How many lines of the material below contain the string "offset"? Answer with the number and nothing else.

Entries taken from a collection
-*-*-

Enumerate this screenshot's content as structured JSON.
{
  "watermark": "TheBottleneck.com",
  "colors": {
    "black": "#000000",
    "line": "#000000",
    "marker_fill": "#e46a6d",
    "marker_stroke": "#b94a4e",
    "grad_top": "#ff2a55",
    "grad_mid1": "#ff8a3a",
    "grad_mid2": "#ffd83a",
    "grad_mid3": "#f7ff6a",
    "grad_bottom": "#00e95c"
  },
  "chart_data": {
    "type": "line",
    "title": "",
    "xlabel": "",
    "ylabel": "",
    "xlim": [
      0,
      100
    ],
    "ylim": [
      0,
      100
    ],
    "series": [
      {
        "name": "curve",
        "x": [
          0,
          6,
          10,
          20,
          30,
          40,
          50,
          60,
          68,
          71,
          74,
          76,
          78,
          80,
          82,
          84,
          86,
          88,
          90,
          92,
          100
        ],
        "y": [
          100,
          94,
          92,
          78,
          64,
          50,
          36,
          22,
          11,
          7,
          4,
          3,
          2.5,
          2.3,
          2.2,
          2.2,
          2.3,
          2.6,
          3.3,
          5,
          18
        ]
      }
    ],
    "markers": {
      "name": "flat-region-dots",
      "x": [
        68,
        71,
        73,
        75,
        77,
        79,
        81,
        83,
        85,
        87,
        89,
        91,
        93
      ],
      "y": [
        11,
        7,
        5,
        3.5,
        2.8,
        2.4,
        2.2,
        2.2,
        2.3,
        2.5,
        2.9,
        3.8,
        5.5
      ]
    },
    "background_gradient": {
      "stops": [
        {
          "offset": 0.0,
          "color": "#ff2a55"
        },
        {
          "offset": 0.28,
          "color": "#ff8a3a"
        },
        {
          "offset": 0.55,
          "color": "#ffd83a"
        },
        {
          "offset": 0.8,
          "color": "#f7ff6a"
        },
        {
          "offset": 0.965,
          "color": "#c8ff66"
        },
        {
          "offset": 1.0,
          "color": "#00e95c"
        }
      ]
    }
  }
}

-*-*-

=== Written response ===
6